→ Problem description:
Please return each line of the listing below as a JSON list of strings, one string per line, leaving out any blank lines.
::: Exercise material
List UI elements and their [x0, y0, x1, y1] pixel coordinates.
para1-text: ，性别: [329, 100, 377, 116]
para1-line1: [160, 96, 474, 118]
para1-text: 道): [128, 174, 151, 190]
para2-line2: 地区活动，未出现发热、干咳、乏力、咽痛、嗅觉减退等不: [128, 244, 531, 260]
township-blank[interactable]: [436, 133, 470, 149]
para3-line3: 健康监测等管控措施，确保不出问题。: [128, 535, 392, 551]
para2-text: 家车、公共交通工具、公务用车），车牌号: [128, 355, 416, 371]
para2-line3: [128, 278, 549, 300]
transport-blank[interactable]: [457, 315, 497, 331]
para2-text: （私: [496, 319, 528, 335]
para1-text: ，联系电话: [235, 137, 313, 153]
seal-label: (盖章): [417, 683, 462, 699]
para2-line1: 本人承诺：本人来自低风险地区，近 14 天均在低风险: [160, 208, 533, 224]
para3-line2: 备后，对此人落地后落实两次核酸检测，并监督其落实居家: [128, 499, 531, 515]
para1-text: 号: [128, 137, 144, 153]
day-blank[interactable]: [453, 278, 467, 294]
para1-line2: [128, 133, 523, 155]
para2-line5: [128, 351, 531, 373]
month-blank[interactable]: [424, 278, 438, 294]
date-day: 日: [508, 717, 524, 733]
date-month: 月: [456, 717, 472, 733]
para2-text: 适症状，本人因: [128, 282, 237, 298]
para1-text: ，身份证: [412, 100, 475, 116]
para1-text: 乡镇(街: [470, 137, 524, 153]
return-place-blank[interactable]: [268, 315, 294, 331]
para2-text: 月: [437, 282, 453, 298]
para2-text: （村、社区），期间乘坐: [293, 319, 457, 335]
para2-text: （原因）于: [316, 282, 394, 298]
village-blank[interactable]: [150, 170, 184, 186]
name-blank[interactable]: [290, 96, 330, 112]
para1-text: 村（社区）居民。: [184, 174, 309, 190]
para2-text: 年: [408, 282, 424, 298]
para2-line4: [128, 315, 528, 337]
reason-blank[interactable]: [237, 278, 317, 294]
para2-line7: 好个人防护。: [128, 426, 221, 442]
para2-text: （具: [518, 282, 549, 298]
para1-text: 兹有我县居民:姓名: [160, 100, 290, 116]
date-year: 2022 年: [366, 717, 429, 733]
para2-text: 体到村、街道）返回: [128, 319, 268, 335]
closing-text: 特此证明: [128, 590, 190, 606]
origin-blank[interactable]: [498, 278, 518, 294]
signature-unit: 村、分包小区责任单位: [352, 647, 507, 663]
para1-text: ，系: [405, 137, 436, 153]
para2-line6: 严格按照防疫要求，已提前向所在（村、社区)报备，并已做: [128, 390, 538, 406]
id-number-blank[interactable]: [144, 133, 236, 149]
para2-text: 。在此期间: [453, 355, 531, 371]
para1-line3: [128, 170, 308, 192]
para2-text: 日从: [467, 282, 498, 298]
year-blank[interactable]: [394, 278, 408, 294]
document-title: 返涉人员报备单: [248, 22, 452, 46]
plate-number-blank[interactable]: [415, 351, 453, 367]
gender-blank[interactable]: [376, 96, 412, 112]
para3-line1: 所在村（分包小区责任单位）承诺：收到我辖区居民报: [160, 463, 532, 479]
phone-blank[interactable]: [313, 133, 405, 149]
::::::
→ Solution for this task:
[
  "List UI elements and their [x0, y0, x1, y1] pixel coordinates.",
  "para1-text: ，性别: [329, 100, 377, 116]",
  "para1-line1: [160, 96, 474, 118]",
  "para1-text: 道): [128, 174, 151, 190]",
  "para2-line2: 地区活动，未出现发热、干咳、乏力、咽痛、嗅觉减退等不: [128, 244, 531, 260]",
  "township-blank[interactable]: [436, 133, 470, 149]",
  "para3-line3: 健康监测等管控措施，确保不出问题。: [128, 535, 392, 551]",
  "para2-text: 家车、公共交通工具、公务用车），车牌号: [128, 355, 416, 371]",
  "para2-line3: [128, 278, 549, 300]",
  "transport-blank[interactable]: [457, 315, 497, 331]",
  "para2-text: （私: [496, 319, 528, 335]",
  "para1-text: ，联系电话: [235, 137, 313, 153]",
  "seal-label: (盖章): [417, 683, 462, 699]",
  "para2-line1: 本人承诺：本人来自低风险地区，近 14 天均在低风险: [160, 208, 533, 224]",
  "para3-line2: 备后，对此人落地后落实两次核酸检测，并监督其落实居家: [128, 499, 531, 515]",
  "para1-text: 号: [128, 137, 144, 153]",
  "day-blank[interactable]: [453, 278, 467, 294]",
  "para1-line2: [128, 133, 523, 155]",
  "para2-line5: [128, 351, 531, 373]",
  "month-blank[interactable]: [424, 278, 438, 294]",
  "date-day: 日: [508, 717, 524, 733]",
  "date-month: 月: [456, 717, 472, 733]",
  "para2-text: 适症状，本人因: [128, 282, 237, 298]",
  "para1-text: ，身份证: [412, 100, 475, 116]",
  "para1-text: 乡镇(街: [470, 137, 524, 153]",
  "return-place-blank[interactable]: [268, 315, 294, 331]",
  "para2-text: 月: [437, 282, 453, 298]",
  "para2-text: （村、社区），期间乘坐: [293, 319, 457, 335]",
  "para2-text: （原因）于: [316, 282, 394, 298]",
  "village-blank[interactable]: [150, 170, 184, 186]",
  "name-blank[interactable]: [290, 96, 330, 112]",
  "para1-text: 村（社区）居民。: [184, 174, 309, 190]",
  "para2-text: 年: [408, 282, 424, 298]",
  "para2-line4: [128, 315, 528, 337]",
  "reason-blank[interactable]: [237, 278, 317, 294]",
  "para2-line7: 好个人防护。: [128, 426, 221, 442]",
  "para2-text: （具: [518, 282, 549, 298]",
  "para1-text: 兹有我县居民:姓名: [160, 100, 290, 116]",
  "date-year: 2022 年: [366, 717, 429, 733]",
  "para2-text: 体到村、街道）返回: [128, 319, 268, 335]",
  "closing-text: 特此证明: [128, 590, 190, 606]",
  "origin-blank[interactable]: [498, 278, 518, 294]",
  "signature-unit: 村、分包小区责任单位: [352, 647, 507, 663]",
  "para1-text: ，系: [405, 137, 436, 153]",
  "para2-line6: 严格按照防疫要求，已提前向所在（村、社区)报备，并已做: [128, 390, 538, 406]",
  "id-number-blank[interactable]: [144, 133, 236, 149]",
  "para2-text: 。在此期间: [453, 355, 531, 371]",
  "para1-line3: [128, 170, 308, 192]",
  "para2-text: 日从: [467, 282, 498, 298]",
  "year-blank[interactable]: [394, 278, 408, 294]",
  "document-title: 返涉人员报备单: [248, 22, 452, 46]",
  "plate-number-blank[interactable]: [415, 351, 453, 367]",
  "gender-blank[interactable]: [376, 96, 412, 112]",
  "para3-line1: 所在村（分包小区责任单位）承诺：收到我辖区居民报: [160, 463, 532, 479]",
  "phone-blank[interactable]: [313, 133, 405, 149]"
]